**Task description**. Write out all the lines again, precisely as they stand, but without the images.

Data records:
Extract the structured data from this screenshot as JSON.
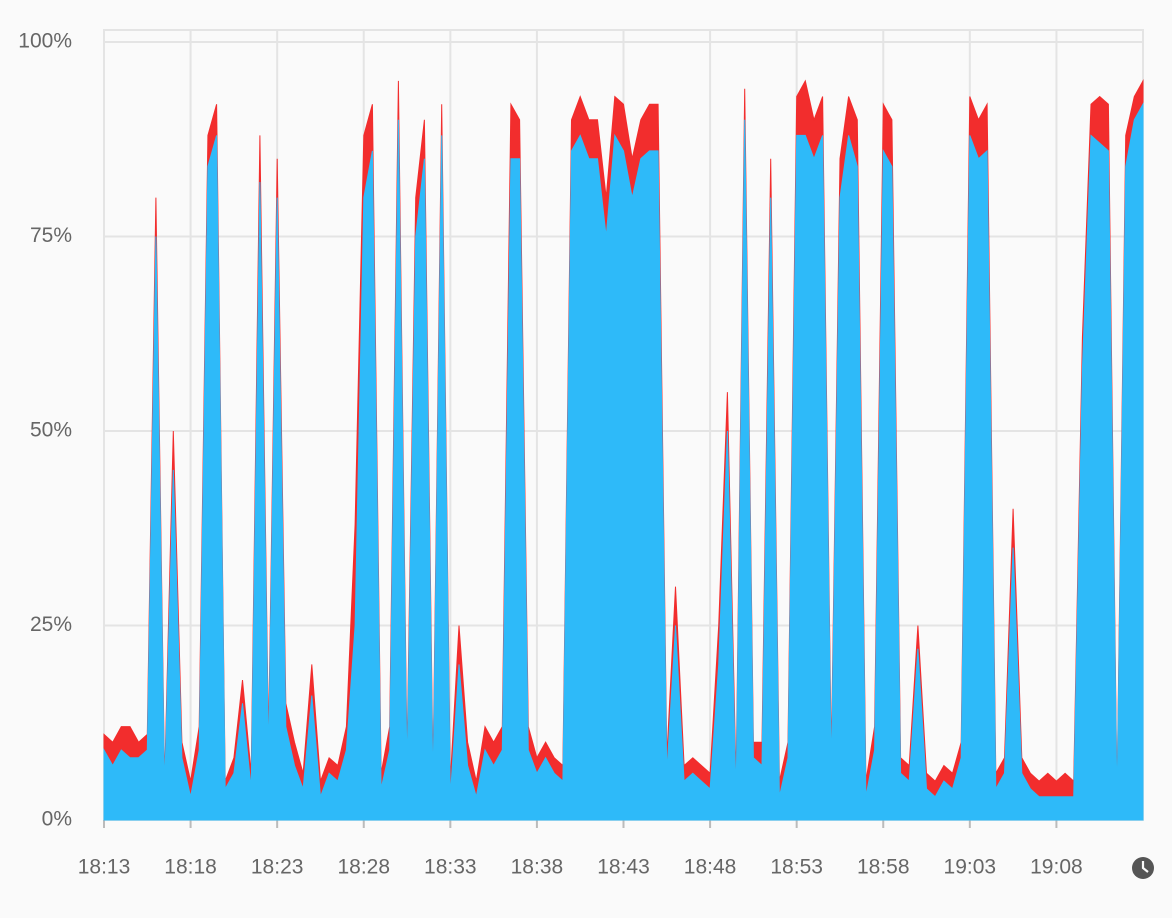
{
  "chart_data": {
    "type": "area",
    "categories": [
      "18:13",
      null,
      null,
      null,
      null,
      null,
      null,
      null,
      null,
      null,
      "18:18",
      null,
      null,
      null,
      null,
      null,
      null,
      null,
      null,
      null,
      "18:23",
      null,
      null,
      null,
      null,
      null,
      null,
      null,
      null,
      null,
      "18:28",
      null,
      null,
      null,
      null,
      null,
      null,
      null,
      null,
      null,
      "18:33",
      null,
      null,
      null,
      null,
      null,
      null,
      null,
      null,
      null,
      "18:38",
      null,
      null,
      null,
      null,
      null,
      null,
      null,
      null,
      null,
      "18:43",
      null,
      null,
      null,
      null,
      null,
      null,
      null,
      null,
      null,
      "18:48",
      null,
      null,
      null,
      null,
      null,
      null,
      null,
      null,
      null,
      "18:53",
      null,
      null,
      null,
      null,
      null,
      null,
      null,
      null,
      null,
      "18:58",
      null,
      null,
      null,
      null,
      null,
      null,
      null,
      null,
      null,
      "19:03",
      null,
      null,
      null,
      null,
      null,
      null,
      null,
      null,
      null,
      "19:08",
      null,
      null,
      null,
      null,
      null,
      null,
      null,
      null,
      null,
      null
    ],
    "series": [
      {
        "color": "#2ebaf9",
        "values": [
          9,
          7,
          9,
          8,
          8,
          9,
          75,
          4,
          45,
          8,
          3,
          9,
          84,
          88,
          4,
          6,
          15,
          4,
          82,
          8,
          80,
          12,
          7,
          4,
          16,
          3,
          6,
          5,
          9,
          25,
          80,
          86,
          4,
          9,
          90,
          6,
          75,
          85,
          4,
          88,
          3,
          20,
          7,
          3,
          9,
          7,
          9,
          85,
          85,
          9,
          6,
          8,
          6,
          5,
          86,
          88,
          85,
          85,
          75,
          88,
          86,
          80,
          85,
          86,
          86,
          6,
          25,
          5,
          6,
          5,
          4,
          20,
          50,
          3,
          90,
          8,
          7,
          80,
          3,
          8,
          88,
          88,
          85,
          88,
          6,
          80,
          88,
          84,
          3,
          9,
          86,
          84,
          6,
          5,
          22,
          4,
          3,
          5,
          4,
          8,
          88,
          85,
          86,
          4,
          6,
          35,
          6,
          4,
          3,
          3,
          3,
          3,
          3,
          58,
          88,
          87,
          86,
          2,
          84,
          90,
          92
        ]
      },
      {
        "color": "#f22d2d",
        "values": [
          2,
          3,
          3,
          4,
          2,
          2,
          5,
          1,
          5,
          2,
          2,
          3,
          4,
          4,
          1,
          2,
          3,
          2,
          6,
          2,
          5,
          3,
          3,
          2,
          4,
          2,
          2,
          2,
          3,
          13,
          8,
          6,
          2,
          3,
          5,
          2,
          5,
          5,
          2,
          4,
          2,
          5,
          3,
          2,
          3,
          3,
          3,
          7,
          5,
          3,
          2,
          2,
          2,
          2,
          4,
          5,
          5,
          5,
          5,
          5,
          6,
          5,
          5,
          6,
          6,
          2,
          5,
          2,
          2,
          2,
          2,
          5,
          5,
          2,
          4,
          2,
          3,
          5,
          2,
          2,
          5,
          7,
          5,
          5,
          2,
          5,
          5,
          6,
          2,
          3,
          6,
          6,
          2,
          2,
          3,
          2,
          2,
          2,
          2,
          2,
          5,
          5,
          6,
          2,
          2,
          5,
          2,
          2,
          2,
          3,
          2,
          3,
          2,
          4,
          4,
          6,
          6,
          1,
          4,
          3,
          3
        ]
      }
    ],
    "ylim": [
      0,
      100
    ],
    "yticks": [
      {
        "value": 0,
        "label": "0%"
      },
      {
        "value": 25,
        "label": "25%"
      },
      {
        "value": 50,
        "label": "50%"
      },
      {
        "value": 75,
        "label": "75%"
      },
      {
        "value": 100,
        "label": "100%"
      }
    ],
    "stacked": true,
    "grid": true
  }
}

**Response**.
Extract the structured data from this screenshot as JSON.
{
  "chart_data": {
    "type": "area",
    "categories": [
      "18:13",
      null,
      null,
      null,
      null,
      null,
      null,
      null,
      null,
      null,
      "18:18",
      null,
      null,
      null,
      null,
      null,
      null,
      null,
      null,
      null,
      "18:23",
      null,
      null,
      null,
      null,
      null,
      null,
      null,
      null,
      null,
      "18:28",
      null,
      null,
      null,
      null,
      null,
      null,
      null,
      null,
      null,
      "18:33",
      null,
      null,
      null,
      null,
      null,
      null,
      null,
      null,
      null,
      "18:38",
      null,
      null,
      null,
      null,
      null,
      null,
      null,
      null,
      null,
      "18:43",
      null,
      null,
      null,
      null,
      null,
      null,
      null,
      null,
      null,
      "18:48",
      null,
      null,
      null,
      null,
      null,
      null,
      null,
      null,
      null,
      "18:53",
      null,
      null,
      null,
      null,
      null,
      null,
      null,
      null,
      null,
      "18:58",
      null,
      null,
      null,
      null,
      null,
      null,
      null,
      null,
      null,
      "19:03",
      null,
      null,
      null,
      null,
      null,
      null,
      null,
      null,
      null,
      "19:08",
      null,
      null,
      null,
      null,
      null,
      null,
      null,
      null,
      null,
      null
    ],
    "series": [
      {
        "color": "#2ebaf9",
        "values": [
          9,
          7,
          9,
          8,
          8,
          9,
          75,
          4,
          45,
          8,
          3,
          9,
          84,
          88,
          4,
          6,
          15,
          4,
          82,
          8,
          80,
          12,
          7,
          4,
          16,
          3,
          6,
          5,
          9,
          25,
          80,
          86,
          4,
          9,
          90,
          6,
          75,
          85,
          4,
          88,
          3,
          20,
          7,
          3,
          9,
          7,
          9,
          85,
          85,
          9,
          6,
          8,
          6,
          5,
          86,
          88,
          85,
          85,
          75,
          88,
          86,
          80,
          85,
          86,
          86,
          6,
          25,
          5,
          6,
          5,
          4,
          20,
          50,
          3,
          90,
          8,
          7,
          80,
          3,
          8,
          88,
          88,
          85,
          88,
          6,
          80,
          88,
          84,
          3,
          9,
          86,
          84,
          6,
          5,
          22,
          4,
          3,
          5,
          4,
          8,
          88,
          85,
          86,
          4,
          6,
          35,
          6,
          4,
          3,
          3,
          3,
          3,
          3,
          58,
          88,
          87,
          86,
          2,
          84,
          90,
          92
        ]
      },
      {
        "color": "#f22d2d",
        "values": [
          2,
          3,
          3,
          4,
          2,
          2,
          5,
          1,
          5,
          2,
          2,
          3,
          4,
          4,
          1,
          2,
          3,
          2,
          6,
          2,
          5,
          3,
          3,
          2,
          4,
          2,
          2,
          2,
          3,
          13,
          8,
          6,
          2,
          3,
          5,
          2,
          5,
          5,
          2,
          4,
          2,
          5,
          3,
          2,
          3,
          3,
          3,
          7,
          5,
          3,
          2,
          2,
          2,
          2,
          4,
          5,
          5,
          5,
          5,
          5,
          6,
          5,
          5,
          6,
          6,
          2,
          5,
          2,
          2,
          2,
          2,
          5,
          5,
          2,
          4,
          2,
          3,
          5,
          2,
          2,
          5,
          7,
          5,
          5,
          2,
          5,
          5,
          6,
          2,
          3,
          6,
          6,
          2,
          2,
          3,
          2,
          2,
          2,
          2,
          2,
          5,
          5,
          6,
          2,
          2,
          5,
          2,
          2,
          2,
          3,
          2,
          3,
          2,
          4,
          4,
          6,
          6,
          1,
          4,
          3,
          3
        ]
      }
    ],
    "ylim": [
      0,
      100
    ],
    "yticks": [
      {
        "value": 0,
        "label": "0%"
      },
      {
        "value": 25,
        "label": "25%"
      },
      {
        "value": 50,
        "label": "50%"
      },
      {
        "value": 75,
        "label": "75%"
      },
      {
        "value": 100,
        "label": "100%"
      }
    ],
    "stacked": true,
    "grid": true
  }
}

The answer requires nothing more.